◆ **Work instructions**
Omit every picture while repeating the entries exactly.

◆ **Material for this task**

---------------

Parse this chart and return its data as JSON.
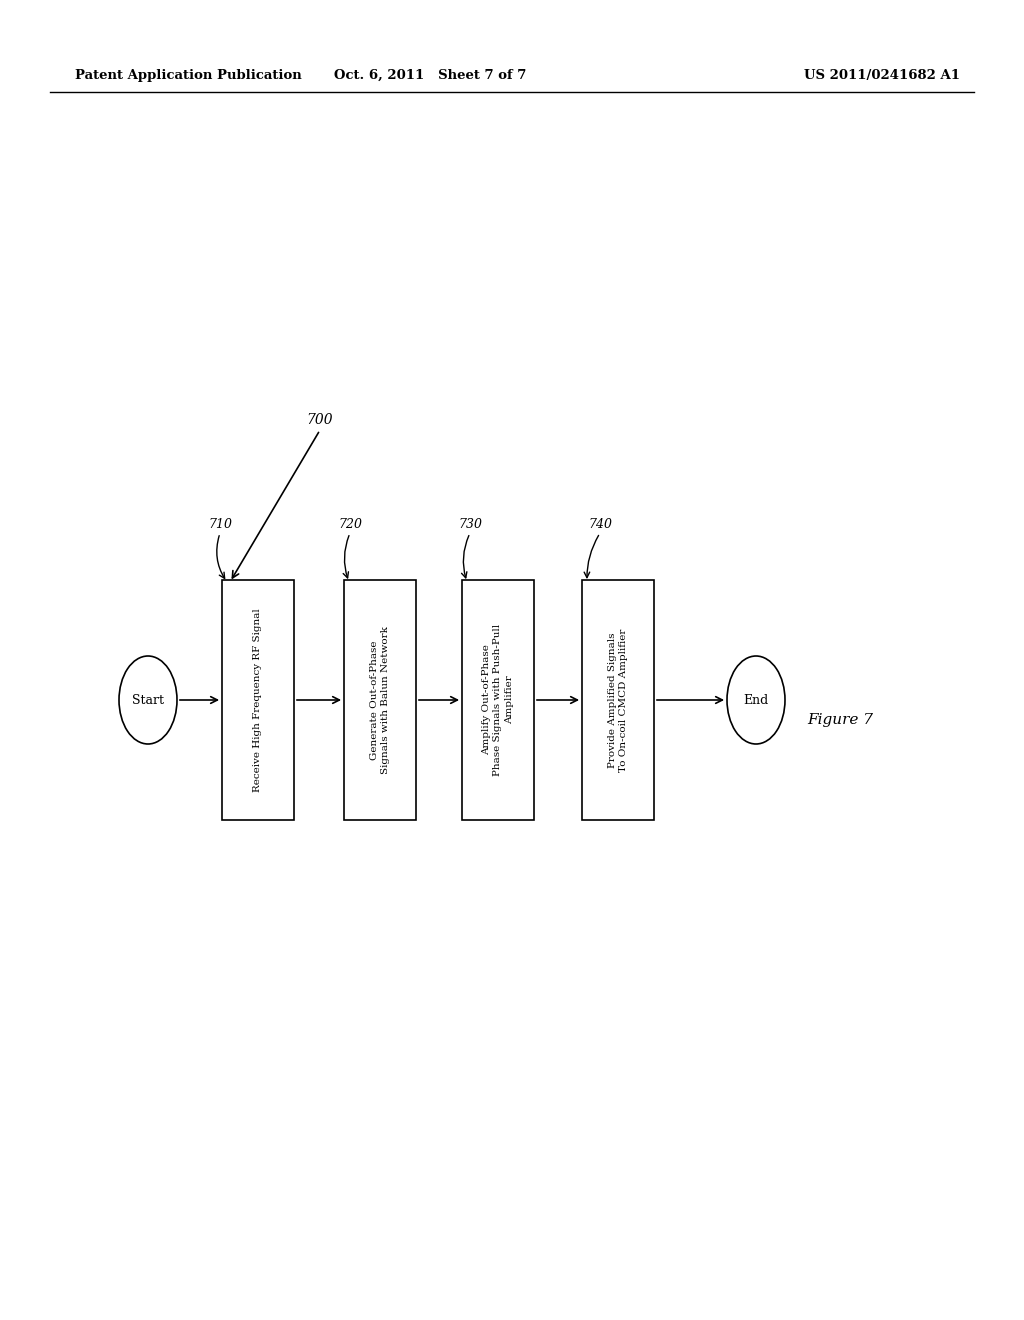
{
  "header_left": "Patent Application Publication",
  "header_center": "Oct. 6, 2011   Sheet 7 of 7",
  "header_right": "US 2011/0241682 A1",
  "figure_label": "Figure 7",
  "background_color": "#ffffff",
  "diagram": {
    "start_label": "Start",
    "end_label": "End",
    "boxes": [
      {
        "id": "710",
        "label": "Receive High Frequency RF Signal"
      },
      {
        "id": "720",
        "label": "Generate Out-of-Phase\nSignals with Balun Network"
      },
      {
        "id": "730",
        "label": "Amplify Out-of-Phase\nPhase Signals with Push-Pull\nAmplifier"
      },
      {
        "id": "740",
        "label": "Provide Amplified Signals\nTo On-coil CMCD Amplifier"
      }
    ],
    "label_700": "700",
    "label_710": "710",
    "label_720": "720",
    "label_730": "730",
    "label_740": "740"
  }
}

---------------

◆ **Answer to this problem**
Parse this chart and return its data as JSON.
{
  "header_left": "Patent Application Publication",
  "header_center": "Oct. 6, 2011   Sheet 7 of 7",
  "header_right": "US 2011/0241682 A1",
  "figure_label": "Figure 7",
  "background_color": "#ffffff",
  "diagram": {
    "start_label": "Start",
    "end_label": "End",
    "boxes": [
      {
        "id": "710",
        "label": "Receive High Frequency RF Signal"
      },
      {
        "id": "720",
        "label": "Generate Out-of-Phase\nSignals with Balun Network"
      },
      {
        "id": "730",
        "label": "Amplify Out-of-Phase\nPhase Signals with Push-Pull\nAmplifier"
      },
      {
        "id": "740",
        "label": "Provide Amplified Signals\nTo On-coil CMCD Amplifier"
      }
    ],
    "label_700": "700",
    "label_710": "710",
    "label_720": "720",
    "label_730": "730",
    "label_740": "740"
  }
}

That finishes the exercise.